• INSTRUCTIONS FOR THE TASK: Give the material again in full, matching it exactly.

• MATERIAL SHOWN:
* * * *

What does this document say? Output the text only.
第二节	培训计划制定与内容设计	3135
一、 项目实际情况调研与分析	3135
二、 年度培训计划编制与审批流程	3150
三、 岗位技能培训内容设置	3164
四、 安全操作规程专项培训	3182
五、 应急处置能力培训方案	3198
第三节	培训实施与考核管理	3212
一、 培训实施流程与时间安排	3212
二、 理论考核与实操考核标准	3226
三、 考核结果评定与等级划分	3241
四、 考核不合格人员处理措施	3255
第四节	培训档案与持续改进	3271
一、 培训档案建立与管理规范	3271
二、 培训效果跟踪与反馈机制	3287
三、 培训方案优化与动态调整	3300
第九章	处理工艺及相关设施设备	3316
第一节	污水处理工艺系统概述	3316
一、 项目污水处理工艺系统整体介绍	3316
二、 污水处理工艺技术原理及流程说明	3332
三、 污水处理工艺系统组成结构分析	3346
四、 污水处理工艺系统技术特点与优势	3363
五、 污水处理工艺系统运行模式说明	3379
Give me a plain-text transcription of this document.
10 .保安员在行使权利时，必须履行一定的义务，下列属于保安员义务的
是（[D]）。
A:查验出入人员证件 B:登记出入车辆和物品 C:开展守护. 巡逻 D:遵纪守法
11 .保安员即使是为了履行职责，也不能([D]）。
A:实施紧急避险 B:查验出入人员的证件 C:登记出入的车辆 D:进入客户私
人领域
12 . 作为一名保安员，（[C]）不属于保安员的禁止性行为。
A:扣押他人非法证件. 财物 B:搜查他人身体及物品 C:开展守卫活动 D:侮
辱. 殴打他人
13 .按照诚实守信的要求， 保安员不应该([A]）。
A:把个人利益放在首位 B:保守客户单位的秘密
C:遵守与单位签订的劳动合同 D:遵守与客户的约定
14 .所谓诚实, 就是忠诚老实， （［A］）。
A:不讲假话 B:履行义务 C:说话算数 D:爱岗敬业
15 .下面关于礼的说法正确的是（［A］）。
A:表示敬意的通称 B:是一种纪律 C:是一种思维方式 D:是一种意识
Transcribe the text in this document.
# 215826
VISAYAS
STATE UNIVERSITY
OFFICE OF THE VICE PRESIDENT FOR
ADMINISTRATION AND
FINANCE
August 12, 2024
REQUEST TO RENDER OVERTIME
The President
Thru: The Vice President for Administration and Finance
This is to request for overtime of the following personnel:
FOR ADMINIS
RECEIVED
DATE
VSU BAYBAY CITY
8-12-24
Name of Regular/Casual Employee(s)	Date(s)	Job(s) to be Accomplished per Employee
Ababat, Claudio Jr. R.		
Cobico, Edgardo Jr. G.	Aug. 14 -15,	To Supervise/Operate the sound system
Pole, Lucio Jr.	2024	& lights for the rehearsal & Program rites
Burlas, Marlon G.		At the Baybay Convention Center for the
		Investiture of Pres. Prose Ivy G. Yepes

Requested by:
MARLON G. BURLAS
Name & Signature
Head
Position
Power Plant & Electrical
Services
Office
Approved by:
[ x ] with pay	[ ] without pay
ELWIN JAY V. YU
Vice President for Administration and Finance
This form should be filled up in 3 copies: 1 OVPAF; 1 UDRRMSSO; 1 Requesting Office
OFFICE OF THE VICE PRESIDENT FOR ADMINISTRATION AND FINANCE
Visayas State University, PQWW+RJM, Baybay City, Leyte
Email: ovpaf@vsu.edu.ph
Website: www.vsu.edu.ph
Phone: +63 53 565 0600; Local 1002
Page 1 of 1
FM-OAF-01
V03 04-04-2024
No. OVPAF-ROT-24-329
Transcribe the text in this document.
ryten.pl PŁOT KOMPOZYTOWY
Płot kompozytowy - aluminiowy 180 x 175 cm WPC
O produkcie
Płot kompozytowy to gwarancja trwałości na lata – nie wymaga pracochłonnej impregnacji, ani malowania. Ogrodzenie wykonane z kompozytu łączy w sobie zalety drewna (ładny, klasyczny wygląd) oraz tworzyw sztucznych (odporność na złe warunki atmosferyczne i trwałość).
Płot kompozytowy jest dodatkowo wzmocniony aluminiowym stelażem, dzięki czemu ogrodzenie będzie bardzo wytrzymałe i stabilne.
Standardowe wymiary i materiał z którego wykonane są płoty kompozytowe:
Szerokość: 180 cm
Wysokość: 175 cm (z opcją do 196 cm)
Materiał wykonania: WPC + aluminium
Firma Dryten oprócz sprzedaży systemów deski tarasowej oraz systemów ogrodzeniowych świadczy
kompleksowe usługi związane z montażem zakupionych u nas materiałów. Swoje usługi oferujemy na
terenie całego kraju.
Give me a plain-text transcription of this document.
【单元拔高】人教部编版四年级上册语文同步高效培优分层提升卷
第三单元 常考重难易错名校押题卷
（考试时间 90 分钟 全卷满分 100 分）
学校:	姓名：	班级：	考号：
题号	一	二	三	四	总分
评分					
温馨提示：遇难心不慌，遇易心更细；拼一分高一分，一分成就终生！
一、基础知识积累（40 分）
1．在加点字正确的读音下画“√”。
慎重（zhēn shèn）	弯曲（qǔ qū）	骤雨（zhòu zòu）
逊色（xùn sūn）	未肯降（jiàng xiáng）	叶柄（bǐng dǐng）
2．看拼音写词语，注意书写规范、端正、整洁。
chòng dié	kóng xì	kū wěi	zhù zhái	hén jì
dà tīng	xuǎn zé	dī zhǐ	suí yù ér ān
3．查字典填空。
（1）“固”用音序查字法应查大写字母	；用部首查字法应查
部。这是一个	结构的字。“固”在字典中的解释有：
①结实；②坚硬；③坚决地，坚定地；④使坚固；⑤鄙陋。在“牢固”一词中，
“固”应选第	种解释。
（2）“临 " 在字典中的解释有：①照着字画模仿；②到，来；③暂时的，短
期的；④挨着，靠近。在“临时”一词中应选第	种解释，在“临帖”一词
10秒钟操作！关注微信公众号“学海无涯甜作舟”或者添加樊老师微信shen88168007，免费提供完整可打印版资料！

* * * *

• EXERCISE OUTPUT:
What does this document say? Output the text only.
第二节	培训计划制定与内容设计	3135
一、 项目实际情况调研与分析	3135
二、 年度培训计划编制与审批流程	3150
三、 岗位技能培训内容设置	3164
四、 安全操作规程专项培训	3182
五、 应急处置能力培训方案	3198
第三节	培训实施与考核管理	3212
一、 培训实施流程与时间安排	3212
二、 理论考核与实操考核标准	3226
三、 考核结果评定与等级划分	3241
四、 考核不合格人员处理措施	3255
第四节	培训档案与持续改进	3271
一、 培训档案建立与管理规范	3271
二、 培训效果跟踪与反馈机制	3287
三、 培训方案优化与动态调整	3300
第九章	处理工艺及相关设施设备	3316
第一节	污水处理工艺系统概述	3316
一、 项目污水处理工艺系统整体介绍	3316
二、 污水处理工艺技术原理及流程说明	3332
三、 污水处理工艺系统组成结构分析	3346
四、 污水处理工艺系统技术特点与优势	3363
五、 污水处理工艺系统运行模式说明	3379
Give me a plain-text transcription of this document.
10 .保安员在行使权利时，必须履行一定的义务，下列属于保安员义务的
是（[D]）。
A:查验出入人员证件 B:登记出入车辆和物品 C:开展守护. 巡逻 D:遵纪守法
11 .保安员即使是为了履行职责，也不能([D]）。
A:实施紧急避险 B:查验出入人员的证件 C:登记出入的车辆 D:进入客户私
人领域
12 . 作为一名保安员，（[C]）不属于保安员的禁止性行为。
A:扣押他人非法证件. 财物 B:搜查他人身体及物品 C:开展守卫活动 D:侮
辱. 殴打他人
13 .按照诚实守信的要求， 保安员不应该([A]）。
A:把个人利益放在首位 B:保守客户单位的秘密
C:遵守与单位签订的劳动合同 D:遵守与客户的约定
14 .所谓诚实, 就是忠诚老实， （［A］）。
A:不讲假话 B:履行义务 C:说话算数 D:爱岗敬业
15 .下面关于礼的说法正确的是（［A］）。
A:表示敬意的通称 B:是一种纪律 C:是一种思维方式 D:是一种意识
Transcribe the text in this document.
# 215826
VISAYAS
STATE UNIVERSITY
OFFICE OF THE VICE PRESIDENT FOR
ADMINISTRATION AND
FINANCE
August 12, 2024
REQUEST TO RENDER OVERTIME
The President
Thru: The Vice President for Administration and Finance
This is to request for overtime of the following personnel:
FOR ADMINIS
RECEIVED
DATE
VSU BAYBAY CITY
8-12-24
Name of Regular/Casual Employee(s)	Date(s)	Job(s) to be Accomplished per Employee
Ababat, Claudio Jr. R.		
Cobico, Edgardo Jr. G.	Aug. 14 -15,	To Supervise/Operate the sound system
Pole, Lucio Jr.	2024	& lights for the rehearsal & Program rites
Burlas, Marlon G.		At the Baybay Convention Center for the
		Investiture of Pres. Prose Ivy G. Yepes

Requested by:
MARLON G. BURLAS
Name & Signature
Head
Position
Power Plant & Electrical
Services
Office
Approved by:
[ x ] with pay	[ ] without pay
ELWIN JAY V. YU
Vice President for Administration and Finance
This form should be filled up in 3 copies: 1 OVPAF; 1 UDRRMSSO; 1 Requesting Office
OFFICE OF THE VICE PRESIDENT FOR ADMINISTRATION AND FINANCE
Visayas State University, PQWW+RJM, Baybay City, Leyte
Email: ovpaf@vsu.edu.ph
Website: www.vsu.edu.ph
Phone: +63 53 565 0600; Local 1002
Page 1 of 1
FM-OAF-01
V03 04-04-2024
No. OVPAF-ROT-24-329
Transcribe the text in this document.
ryten.pl PŁOT KOMPOZYTOWY
Płot kompozytowy - aluminiowy 180 x 175 cm WPC
O produkcie
Płot kompozytowy to gwarancja trwałości na lata – nie wymaga pracochłonnej impregnacji, ani malowania. Ogrodzenie wykonane z kompozytu łączy w sobie zalety drewna (ładny, klasyczny wygląd) oraz tworzyw sztucznych (odporność na złe warunki atmosferyczne i trwałość).
Płot kompozytowy jest dodatkowo wzmocniony aluminiowym stelażem, dzięki czemu ogrodzenie będzie bardzo wytrzymałe i stabilne.
Standardowe wymiary i materiał z którego wykonane są płoty kompozytowe:
Szerokość: 180 cm
Wysokość: 175 cm (z opcją do 196 cm)
Materiał wykonania: WPC + aluminium
Firma Dryten oprócz sprzedaży systemów deski tarasowej oraz systemów ogrodzeniowych świadczy
kompleksowe usługi związane z montażem zakupionych u nas materiałów. Swoje usługi oferujemy na
terenie całego kraju.
Give me a plain-text transcription of this document.
【单元拔高】人教部编版四年级上册语文同步高效培优分层提升卷
第三单元 常考重难易错名校押题卷
（考试时间 90 分钟 全卷满分 100 分）
学校:	姓名：	班级：	考号：
题号	一	二	三	四	总分
评分					
温馨提示：遇难心不慌，遇易心更细；拼一分高一分，一分成就终生！
一、基础知识积累（40 分）
1．在加点字正确的读音下画“√”。
慎重（zhēn shèn）	弯曲（qǔ qū）	骤雨（zhòu zòu）
逊色（xùn sūn）	未肯降（jiàng xiáng）	叶柄（bǐng dǐng）
2．看拼音写词语，注意书写规范、端正、整洁。
chòng dié	kóng xì	kū wěi	zhù zhái	hén jì
dà tīng	xuǎn zé	dī zhǐ	suí yù ér ān
3．查字典填空。
（1）“固”用音序查字法应查大写字母	；用部首查字法应查
部。这是一个	结构的字。“固”在字典中的解释有：
①结实；②坚硬；③坚决地，坚定地；④使坚固；⑤鄙陋。在“牢固”一词中，
“固”应选第	种解释。
（2）“临 " 在字典中的解释有：①照着字画模仿；②到，来；③暂时的，短
期的；④挨着，靠近。在“临时”一词中应选第	种解释，在“临帖”一词
10秒钟操作！关注微信公众号“学海无涯甜作舟”或者添加樊老师微信shen88168007，免费提供完整可打印版资料！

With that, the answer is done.